What is asked:
Repeat the listing in full, word for word.
++++
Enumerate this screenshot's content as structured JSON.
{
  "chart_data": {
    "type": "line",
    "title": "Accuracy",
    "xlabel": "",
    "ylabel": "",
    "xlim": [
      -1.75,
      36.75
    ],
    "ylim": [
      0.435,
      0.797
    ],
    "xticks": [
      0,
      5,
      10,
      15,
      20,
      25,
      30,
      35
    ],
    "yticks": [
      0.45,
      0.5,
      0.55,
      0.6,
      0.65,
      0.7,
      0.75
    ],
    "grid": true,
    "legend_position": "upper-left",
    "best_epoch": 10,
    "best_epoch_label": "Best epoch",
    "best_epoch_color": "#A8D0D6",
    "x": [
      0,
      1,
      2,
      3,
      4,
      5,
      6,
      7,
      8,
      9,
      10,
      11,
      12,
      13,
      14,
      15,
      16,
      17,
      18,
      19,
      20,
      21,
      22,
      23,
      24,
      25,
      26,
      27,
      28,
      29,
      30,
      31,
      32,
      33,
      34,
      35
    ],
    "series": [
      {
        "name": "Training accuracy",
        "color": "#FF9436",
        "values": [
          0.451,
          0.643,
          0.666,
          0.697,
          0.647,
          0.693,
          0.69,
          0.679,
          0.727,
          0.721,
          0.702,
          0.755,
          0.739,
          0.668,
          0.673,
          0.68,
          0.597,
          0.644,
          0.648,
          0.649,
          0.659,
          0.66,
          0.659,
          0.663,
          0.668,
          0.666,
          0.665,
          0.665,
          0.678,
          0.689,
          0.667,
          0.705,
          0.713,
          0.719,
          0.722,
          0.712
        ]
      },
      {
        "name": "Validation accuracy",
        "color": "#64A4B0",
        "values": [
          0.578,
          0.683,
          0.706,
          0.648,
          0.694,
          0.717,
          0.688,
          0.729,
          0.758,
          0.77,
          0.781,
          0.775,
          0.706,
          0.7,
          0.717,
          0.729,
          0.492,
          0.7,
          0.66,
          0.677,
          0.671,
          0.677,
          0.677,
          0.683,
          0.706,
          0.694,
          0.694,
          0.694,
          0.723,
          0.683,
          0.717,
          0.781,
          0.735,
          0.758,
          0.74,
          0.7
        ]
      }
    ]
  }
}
++++
Exercise result:
Enumerate this screenshot's content as structured JSON.
{
  "chart_data": {
    "type": "line",
    "title": "Accuracy",
    "xlabel": "",
    "ylabel": "",
    "xlim": [
      -1.75,
      36.75
    ],
    "ylim": [
      0.435,
      0.797
    ],
    "xticks": [
      0,
      5,
      10,
      15,
      20,
      25,
      30,
      35
    ],
    "yticks": [
      0.45,
      0.5,
      0.55,
      0.6,
      0.65,
      0.7,
      0.75
    ],
    "grid": true,
    "legend_position": "upper-left",
    "best_epoch": 10,
    "best_epoch_label": "Best epoch",
    "best_epoch_color": "#A8D0D6",
    "x": [
      0,
      1,
      2,
      3,
      4,
      5,
      6,
      7,
      8,
      9,
      10,
      11,
      12,
      13,
      14,
      15,
      16,
      17,
      18,
      19,
      20,
      21,
      22,
      23,
      24,
      25,
      26,
      27,
      28,
      29,
      30,
      31,
      32,
      33,
      34,
      35
    ],
    "series": [
      {
        "name": "Training accuracy",
        "color": "#FF9436",
        "values": [
          0.451,
          0.643,
          0.666,
          0.697,
          0.647,
          0.693,
          0.69,
          0.679,
          0.727,
          0.721,
          0.702,
          0.755,
          0.739,
          0.668,
          0.673,
          0.68,
          0.597,
          0.644,
          0.648,
          0.649,
          0.659,
          0.66,
          0.659,
          0.663,
          0.668,
          0.666,
          0.665,
          0.665,
          0.678,
          0.689,
          0.667,
          0.705,
          0.713,
          0.719,
          0.722,
          0.712
        ]
      },
      {
        "name": "Validation accuracy",
        "color": "#64A4B0",
        "values": [
          0.578,
          0.683,
          0.706,
          0.648,
          0.694,
          0.717,
          0.688,
          0.729,
          0.758,
          0.77,
          0.781,
          0.775,
          0.706,
          0.7,
          0.717,
          0.729,
          0.492,
          0.7,
          0.66,
          0.677,
          0.671,
          0.677,
          0.677,
          0.683,
          0.706,
          0.694,
          0.694,
          0.694,
          0.723,
          0.683,
          0.717,
          0.781,
          0.735,
          0.758,
          0.74,
          0.7
        ]
      }
    ]
  }
}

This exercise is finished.